Start Input material

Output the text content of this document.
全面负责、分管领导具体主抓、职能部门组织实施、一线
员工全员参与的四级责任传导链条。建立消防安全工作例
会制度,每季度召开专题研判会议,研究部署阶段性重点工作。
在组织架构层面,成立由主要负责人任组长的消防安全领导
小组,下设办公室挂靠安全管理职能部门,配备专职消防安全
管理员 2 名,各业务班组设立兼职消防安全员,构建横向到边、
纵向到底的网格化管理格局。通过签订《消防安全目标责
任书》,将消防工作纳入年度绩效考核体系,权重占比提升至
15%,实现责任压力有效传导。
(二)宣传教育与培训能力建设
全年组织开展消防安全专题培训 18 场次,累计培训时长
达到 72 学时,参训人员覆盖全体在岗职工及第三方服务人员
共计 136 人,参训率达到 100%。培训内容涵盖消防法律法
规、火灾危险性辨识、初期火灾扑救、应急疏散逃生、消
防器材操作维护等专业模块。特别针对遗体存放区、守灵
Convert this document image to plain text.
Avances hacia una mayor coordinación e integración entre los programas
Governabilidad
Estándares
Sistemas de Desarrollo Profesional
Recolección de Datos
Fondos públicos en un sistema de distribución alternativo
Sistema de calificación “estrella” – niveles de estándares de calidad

End Input material

_Exercise objective:_ Recite the full listing above exactly.

_Answer in full:_
Output the text content of this document.
全面负责、分管领导具体主抓、职能部门组织实施、一线
员工全员参与的四级责任传导链条。建立消防安全工作例
会制度,每季度召开专题研判会议,研究部署阶段性重点工作。
在组织架构层面,成立由主要负责人任组长的消防安全领导
小组,下设办公室挂靠安全管理职能部门,配备专职消防安全
管理员 2 名,各业务班组设立兼职消防安全员,构建横向到边、
纵向到底的网格化管理格局。通过签订《消防安全目标责
任书》,将消防工作纳入年度绩效考核体系,权重占比提升至
15%,实现责任压力有效传导。
(二)宣传教育与培训能力建设
全年组织开展消防安全专题培训 18 场次,累计培训时长
达到 72 学时,参训人员覆盖全体在岗职工及第三方服务人员
共计 136 人,参训率达到 100%。培训内容涵盖消防法律法
规、火灾危险性辨识、初期火灾扑救、应急疏散逃生、消
防器材操作维护等专业模块。特别针对遗体存放区、守灵
Convert this document image to plain text.
Avances hacia una mayor coordinación e integración entre los programas
Governabilidad
Estándares
Sistemas de Desarrollo Profesional
Recolección de Datos
Fondos públicos en un sistema de distribución alternativo
Sistema de calificación “estrella” – niveles de estándares de calidad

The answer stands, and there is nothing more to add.